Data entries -
────────────────

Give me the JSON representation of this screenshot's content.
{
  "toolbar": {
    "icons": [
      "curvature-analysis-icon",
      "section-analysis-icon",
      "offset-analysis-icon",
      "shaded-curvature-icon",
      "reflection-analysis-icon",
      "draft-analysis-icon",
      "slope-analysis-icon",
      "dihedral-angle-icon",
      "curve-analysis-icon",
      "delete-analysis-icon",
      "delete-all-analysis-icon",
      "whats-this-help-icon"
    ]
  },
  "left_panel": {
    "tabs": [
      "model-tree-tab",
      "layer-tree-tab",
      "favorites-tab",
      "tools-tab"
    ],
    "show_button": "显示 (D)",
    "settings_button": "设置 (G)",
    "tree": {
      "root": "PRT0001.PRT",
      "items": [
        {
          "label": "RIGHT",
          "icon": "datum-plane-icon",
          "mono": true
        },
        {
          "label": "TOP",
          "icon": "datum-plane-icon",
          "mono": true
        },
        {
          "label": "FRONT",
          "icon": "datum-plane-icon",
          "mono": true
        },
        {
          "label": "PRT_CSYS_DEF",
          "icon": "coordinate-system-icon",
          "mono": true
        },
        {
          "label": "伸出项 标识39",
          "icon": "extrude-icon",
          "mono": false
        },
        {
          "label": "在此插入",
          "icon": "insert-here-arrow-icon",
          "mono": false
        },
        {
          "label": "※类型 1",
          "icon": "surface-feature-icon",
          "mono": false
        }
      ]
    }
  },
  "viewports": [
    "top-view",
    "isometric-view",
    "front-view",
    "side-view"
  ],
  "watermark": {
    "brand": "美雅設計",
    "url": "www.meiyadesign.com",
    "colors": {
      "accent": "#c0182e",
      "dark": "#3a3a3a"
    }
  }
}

────────────────

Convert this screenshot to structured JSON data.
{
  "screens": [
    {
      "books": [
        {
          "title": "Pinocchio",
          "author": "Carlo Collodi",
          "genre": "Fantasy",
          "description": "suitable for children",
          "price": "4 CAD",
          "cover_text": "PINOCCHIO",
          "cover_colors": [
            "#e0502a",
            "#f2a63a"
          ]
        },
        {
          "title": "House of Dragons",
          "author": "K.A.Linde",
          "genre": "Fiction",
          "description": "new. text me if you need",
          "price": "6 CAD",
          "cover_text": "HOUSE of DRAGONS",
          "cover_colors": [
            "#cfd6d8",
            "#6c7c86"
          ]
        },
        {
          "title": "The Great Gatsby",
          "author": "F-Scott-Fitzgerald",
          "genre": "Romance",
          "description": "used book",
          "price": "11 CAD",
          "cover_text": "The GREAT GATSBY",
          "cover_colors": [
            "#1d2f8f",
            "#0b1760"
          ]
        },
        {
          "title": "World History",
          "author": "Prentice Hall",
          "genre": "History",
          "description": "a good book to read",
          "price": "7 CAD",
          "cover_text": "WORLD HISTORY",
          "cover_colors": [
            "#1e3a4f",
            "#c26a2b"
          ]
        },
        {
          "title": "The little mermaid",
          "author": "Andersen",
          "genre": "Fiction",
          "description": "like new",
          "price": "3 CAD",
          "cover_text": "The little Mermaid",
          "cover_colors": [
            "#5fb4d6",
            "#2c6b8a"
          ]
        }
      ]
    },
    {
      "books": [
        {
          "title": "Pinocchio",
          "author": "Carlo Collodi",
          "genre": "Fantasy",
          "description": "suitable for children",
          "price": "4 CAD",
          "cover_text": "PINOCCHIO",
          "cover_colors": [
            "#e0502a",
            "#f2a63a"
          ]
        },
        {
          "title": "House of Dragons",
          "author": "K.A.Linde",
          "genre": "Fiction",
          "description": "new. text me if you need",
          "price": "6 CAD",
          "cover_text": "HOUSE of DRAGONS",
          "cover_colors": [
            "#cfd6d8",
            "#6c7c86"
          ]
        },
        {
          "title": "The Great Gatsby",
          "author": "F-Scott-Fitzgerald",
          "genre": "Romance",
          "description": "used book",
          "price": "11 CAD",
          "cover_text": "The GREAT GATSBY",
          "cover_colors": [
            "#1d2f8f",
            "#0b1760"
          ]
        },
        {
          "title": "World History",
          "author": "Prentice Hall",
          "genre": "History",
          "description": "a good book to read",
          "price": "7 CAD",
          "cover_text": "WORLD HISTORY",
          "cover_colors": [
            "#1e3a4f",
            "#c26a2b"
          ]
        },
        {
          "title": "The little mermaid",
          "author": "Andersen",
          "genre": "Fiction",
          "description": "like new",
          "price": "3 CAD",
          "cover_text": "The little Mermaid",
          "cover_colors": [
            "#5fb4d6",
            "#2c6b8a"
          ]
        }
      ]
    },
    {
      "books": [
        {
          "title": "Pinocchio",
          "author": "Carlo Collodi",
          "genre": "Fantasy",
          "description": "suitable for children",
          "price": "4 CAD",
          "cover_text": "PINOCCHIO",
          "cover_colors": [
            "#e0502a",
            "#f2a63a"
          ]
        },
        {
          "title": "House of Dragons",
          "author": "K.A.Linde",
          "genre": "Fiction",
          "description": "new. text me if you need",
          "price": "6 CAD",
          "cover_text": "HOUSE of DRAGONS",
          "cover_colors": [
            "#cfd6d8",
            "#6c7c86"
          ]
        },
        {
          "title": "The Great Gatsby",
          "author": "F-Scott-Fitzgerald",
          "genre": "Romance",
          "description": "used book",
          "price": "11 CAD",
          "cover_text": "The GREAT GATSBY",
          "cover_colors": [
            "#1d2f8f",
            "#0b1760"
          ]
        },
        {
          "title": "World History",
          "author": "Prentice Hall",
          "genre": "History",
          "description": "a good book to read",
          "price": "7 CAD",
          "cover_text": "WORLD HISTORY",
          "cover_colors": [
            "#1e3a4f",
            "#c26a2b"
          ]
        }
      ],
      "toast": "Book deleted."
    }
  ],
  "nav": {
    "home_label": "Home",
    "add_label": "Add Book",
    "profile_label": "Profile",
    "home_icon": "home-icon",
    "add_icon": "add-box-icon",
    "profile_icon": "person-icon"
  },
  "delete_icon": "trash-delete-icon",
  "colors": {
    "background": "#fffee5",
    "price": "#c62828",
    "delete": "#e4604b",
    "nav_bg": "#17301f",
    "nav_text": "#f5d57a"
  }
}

────────────────

Set problem - Select every line in the records above that contains the word "analysis".

Response to the exercise -
      "curvature-analysis-icon",
      "section-analysis-icon",
      "offset-analysis-icon",
      "reflection-analysis-icon",
      "draft-analysis-icon",
      "slope-analysis-icon",
      "curve-analysis-icon",
      "delete-analysis-icon",
      "delete-all-analysis-icon",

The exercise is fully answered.